WHAT IS EXPECTED
In the data that follows, count every line holding the string "color" and give the count alone.

EXERCISE INPUTS
-- Start --

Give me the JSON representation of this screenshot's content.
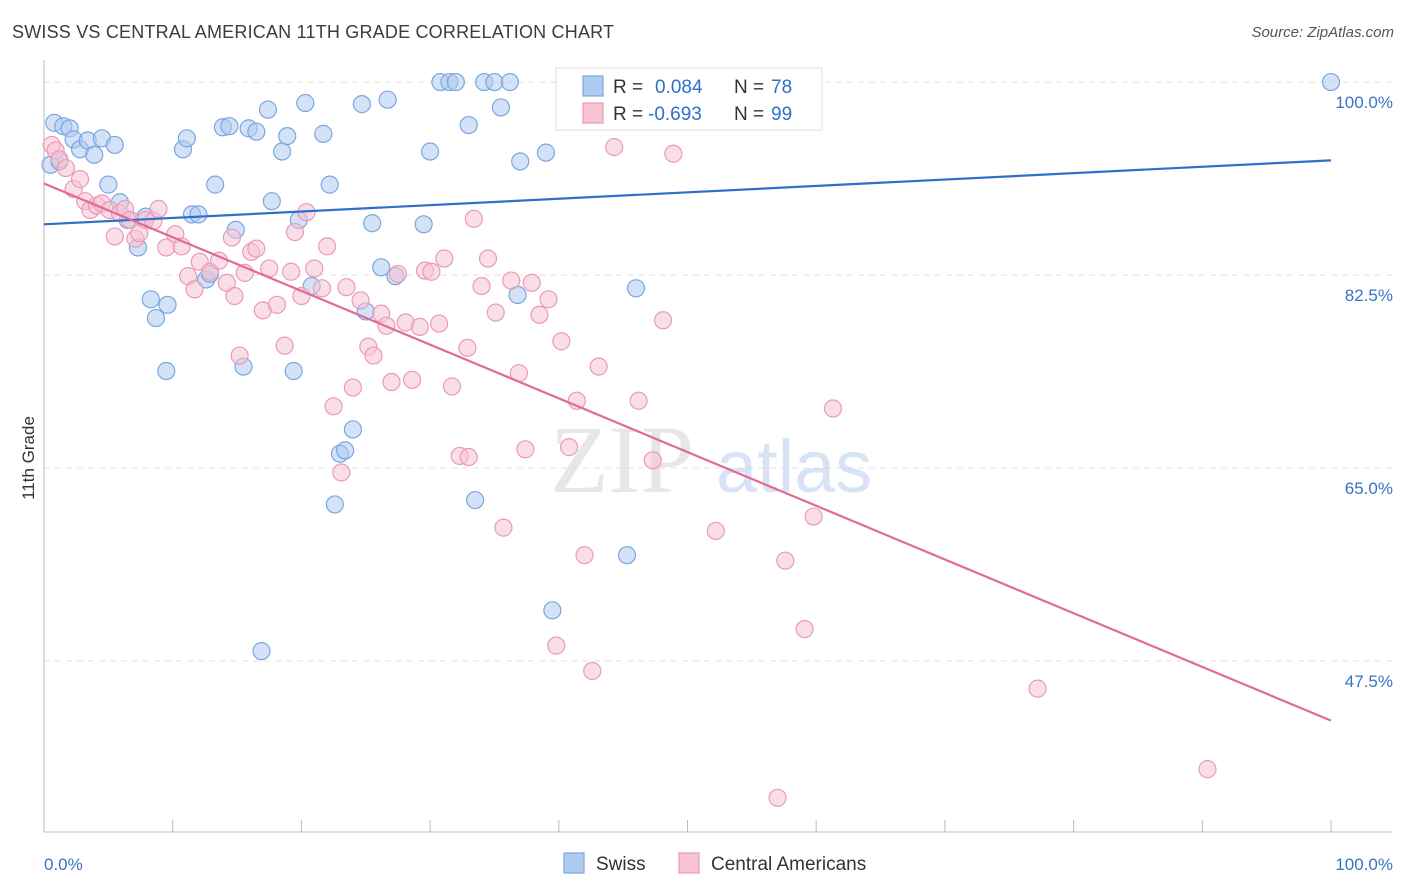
{
  "title": "SWISS VS CENTRAL AMERICAN 11TH GRADE CORRELATION CHART",
  "source": "Source: ZipAtlas.com",
  "watermark": {
    "zip": "ZIP",
    "atlas": "atlas"
  },
  "legend": {
    "r_label": "R =",
    "n_label": "N =",
    "rows": [
      {
        "r": "0.084",
        "n": "78"
      },
      {
        "r": "-0.693",
        "n": "99"
      }
    ]
  },
  "chart_data": {
    "type": "scatter",
    "xlabel": "",
    "ylabel": "11th Grade",
    "xlim": [
      0,
      100
    ],
    "ylim": [
      32,
      102
    ],
    "x_tick_labels": [
      "0.0%",
      "100.0%"
    ],
    "y_ticks": [
      100,
      82.5,
      65,
      47.5
    ],
    "y_tick_labels": [
      "100.0%",
      "82.5%",
      "65.0%",
      "47.5%"
    ],
    "grid": true,
    "legend_position": "top-center",
    "series": [
      {
        "name": "Swiss",
        "color": "#7aa7e0",
        "fill": "#aecbf0",
        "trend": {
          "color": "#2f6fc9",
          "x": [
            0,
            100
          ],
          "y": [
            87.1,
            92.9
          ]
        },
        "points": [
          [
            0.5,
            92.5
          ],
          [
            0.8,
            96.3
          ],
          [
            1.2,
            92.8
          ],
          [
            1.5,
            96.0
          ],
          [
            2.0,
            95.8
          ],
          [
            2.3,
            94.8
          ],
          [
            2.8,
            93.9
          ],
          [
            3.4,
            94.7
          ],
          [
            3.9,
            93.4
          ],
          [
            4.5,
            94.9
          ],
          [
            5.0,
            90.7
          ],
          [
            5.5,
            94.3
          ],
          [
            5.9,
            89.1
          ],
          [
            6.5,
            87.5
          ],
          [
            7.3,
            85.0
          ],
          [
            7.9,
            87.8
          ],
          [
            8.3,
            80.3
          ],
          [
            8.7,
            78.6
          ],
          [
            9.6,
            79.8
          ],
          [
            10.8,
            93.9
          ],
          [
            11.1,
            94.9
          ],
          [
            9.5,
            73.8
          ],
          [
            11.5,
            88.0
          ],
          [
            12.0,
            88.0
          ],
          [
            12.6,
            82.1
          ],
          [
            12.9,
            82.6
          ],
          [
            13.3,
            90.7
          ],
          [
            13.9,
            95.9
          ],
          [
            14.4,
            96.0
          ],
          [
            14.9,
            86.6
          ],
          [
            15.5,
            74.2
          ],
          [
            15.9,
            95.8
          ],
          [
            16.5,
            95.5
          ],
          [
            16.9,
            48.4
          ],
          [
            17.4,
            97.5
          ],
          [
            17.7,
            89.2
          ],
          [
            18.5,
            93.7
          ],
          [
            18.9,
            95.1
          ],
          [
            19.4,
            73.8
          ],
          [
            19.8,
            87.5
          ],
          [
            20.3,
            98.1
          ],
          [
            20.8,
            81.5
          ],
          [
            21.7,
            95.3
          ],
          [
            22.2,
            90.7
          ],
          [
            22.6,
            61.7
          ],
          [
            23.0,
            66.3
          ],
          [
            23.4,
            66.6
          ],
          [
            24.0,
            68.5
          ],
          [
            24.7,
            98.0
          ],
          [
            25.0,
            79.2
          ],
          [
            25.5,
            87.2
          ],
          [
            26.2,
            83.2
          ],
          [
            26.7,
            98.4
          ],
          [
            27.3,
            82.4
          ],
          [
            29.5,
            87.1
          ],
          [
            30.0,
            93.7
          ],
          [
            30.8,
            100.0
          ],
          [
            31.5,
            100.0
          ],
          [
            32.0,
            100.0
          ],
          [
            33.0,
            96.1
          ],
          [
            33.5,
            62.1
          ],
          [
            34.2,
            100.0
          ],
          [
            35.0,
            100.0
          ],
          [
            35.5,
            97.7
          ],
          [
            36.2,
            100.0
          ],
          [
            36.8,
            80.7
          ],
          [
            37.0,
            92.8
          ],
          [
            39.0,
            93.6
          ],
          [
            39.5,
            52.1
          ],
          [
            41.0,
            100.0
          ],
          [
            42.0,
            100.0
          ],
          [
            43.5,
            100.0
          ],
          [
            45.0,
            100.0
          ],
          [
            45.3,
            57.1
          ],
          [
            46.0,
            81.3
          ],
          [
            47.0,
            100.0
          ],
          [
            50.0,
            100.0
          ],
          [
            100.0,
            100.0
          ]
        ]
      },
      {
        "name": "Central Americans",
        "color": "#ec9ab4",
        "fill": "#f6c3d3",
        "trend": {
          "color": "#e06a96",
          "x": [
            0,
            100
          ],
          "y": [
            90.8,
            42.1
          ]
        },
        "points": [
          [
            0.6,
            94.3
          ],
          [
            0.9,
            93.8
          ],
          [
            1.2,
            93.0
          ],
          [
            1.7,
            92.2
          ],
          [
            2.3,
            90.3
          ],
          [
            2.8,
            91.2
          ],
          [
            3.2,
            89.2
          ],
          [
            3.6,
            88.4
          ],
          [
            4.1,
            88.8
          ],
          [
            4.5,
            89.0
          ],
          [
            5.1,
            88.4
          ],
          [
            5.5,
            86.0
          ],
          [
            5.9,
            88.1
          ],
          [
            6.3,
            88.5
          ],
          [
            6.7,
            87.5
          ],
          [
            7.1,
            85.8
          ],
          [
            7.4,
            86.3
          ],
          [
            7.9,
            87.5
          ],
          [
            8.5,
            87.4
          ],
          [
            8.9,
            88.5
          ],
          [
            9.5,
            85.0
          ],
          [
            10.2,
            86.2
          ],
          [
            10.7,
            85.1
          ],
          [
            11.2,
            82.4
          ],
          [
            11.7,
            81.2
          ],
          [
            12.1,
            83.7
          ],
          [
            12.9,
            82.8
          ],
          [
            13.6,
            83.8
          ],
          [
            14.2,
            81.8
          ],
          [
            14.8,
            80.6
          ],
          [
            15.2,
            75.2
          ],
          [
            15.6,
            82.7
          ],
          [
            16.1,
            84.6
          ],
          [
            16.5,
            84.9
          ],
          [
            17.0,
            79.3
          ],
          [
            17.5,
            83.1
          ],
          [
            18.1,
            79.8
          ],
          [
            18.7,
            76.1
          ],
          [
            19.2,
            82.8
          ],
          [
            19.5,
            86.4
          ],
          [
            20.0,
            80.6
          ],
          [
            20.4,
            88.2
          ],
          [
            21.0,
            83.1
          ],
          [
            21.6,
            81.3
          ],
          [
            22.0,
            85.1
          ],
          [
            22.5,
            70.6
          ],
          [
            23.1,
            64.6
          ],
          [
            23.5,
            81.4
          ],
          [
            24.0,
            72.3
          ],
          [
            24.6,
            80.2
          ],
          [
            25.2,
            76.0
          ],
          [
            25.6,
            75.2
          ],
          [
            26.2,
            79.0
          ],
          [
            26.6,
            77.9
          ],
          [
            27.0,
            72.8
          ],
          [
            27.5,
            82.6
          ],
          [
            28.1,
            78.2
          ],
          [
            28.6,
            73.0
          ],
          [
            29.2,
            77.8
          ],
          [
            29.6,
            82.9
          ],
          [
            30.1,
            82.8
          ],
          [
            30.7,
            78.1
          ],
          [
            31.1,
            84.0
          ],
          [
            31.7,
            72.4
          ],
          [
            32.3,
            66.1
          ],
          [
            32.9,
            75.9
          ],
          [
            33.4,
            87.6
          ],
          [
            34.0,
            81.5
          ],
          [
            34.5,
            84.0
          ],
          [
            35.1,
            79.1
          ],
          [
            35.7,
            59.6
          ],
          [
            36.3,
            82.0
          ],
          [
            36.9,
            73.6
          ],
          [
            37.4,
            66.7
          ],
          [
            37.9,
            81.8
          ],
          [
            38.5,
            78.9
          ],
          [
            39.2,
            80.3
          ],
          [
            39.8,
            48.9
          ],
          [
            40.2,
            76.5
          ],
          [
            40.8,
            66.9
          ],
          [
            41.4,
            71.1
          ],
          [
            42.0,
            57.1
          ],
          [
            42.6,
            46.6
          ],
          [
            43.1,
            74.2
          ],
          [
            44.3,
            94.1
          ],
          [
            46.2,
            71.1
          ],
          [
            47.3,
            65.7
          ],
          [
            48.1,
            78.4
          ],
          [
            48.9,
            93.5
          ],
          [
            52.2,
            59.3
          ],
          [
            57.6,
            56.6
          ],
          [
            59.1,
            50.4
          ],
          [
            59.8,
            60.6
          ],
          [
            61.3,
            70.4
          ],
          [
            77.2,
            45.0
          ],
          [
            90.4,
            37.7
          ],
          [
            57.0,
            35.1
          ],
          [
            33.0,
            66.0
          ],
          [
            14.6,
            85.9
          ]
        ]
      }
    ]
  }
}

-- End --

SOLUTION BELOW
4